- Task description:
Below are some records. Copy every line in them that holds "this".

- Extracted material:
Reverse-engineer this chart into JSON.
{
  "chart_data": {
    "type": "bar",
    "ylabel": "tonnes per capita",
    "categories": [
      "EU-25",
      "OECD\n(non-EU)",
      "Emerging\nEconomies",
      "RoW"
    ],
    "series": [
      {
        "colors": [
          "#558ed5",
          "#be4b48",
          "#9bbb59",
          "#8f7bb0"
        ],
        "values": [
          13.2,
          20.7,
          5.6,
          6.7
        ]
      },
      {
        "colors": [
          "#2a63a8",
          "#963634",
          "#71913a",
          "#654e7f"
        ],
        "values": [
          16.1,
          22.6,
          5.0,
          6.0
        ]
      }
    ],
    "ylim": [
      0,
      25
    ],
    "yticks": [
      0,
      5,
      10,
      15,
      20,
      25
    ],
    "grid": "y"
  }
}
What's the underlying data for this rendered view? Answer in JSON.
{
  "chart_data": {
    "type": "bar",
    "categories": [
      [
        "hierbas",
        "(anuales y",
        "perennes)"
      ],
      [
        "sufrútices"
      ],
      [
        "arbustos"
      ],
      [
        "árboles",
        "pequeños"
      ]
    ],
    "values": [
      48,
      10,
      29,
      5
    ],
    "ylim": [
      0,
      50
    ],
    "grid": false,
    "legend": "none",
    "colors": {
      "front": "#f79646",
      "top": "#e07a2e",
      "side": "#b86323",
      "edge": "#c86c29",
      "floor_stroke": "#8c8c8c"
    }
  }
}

- Reply:
Reverse-engineer this chart into JSON.
What's the underlying data for this rendered view? Answer in JSON.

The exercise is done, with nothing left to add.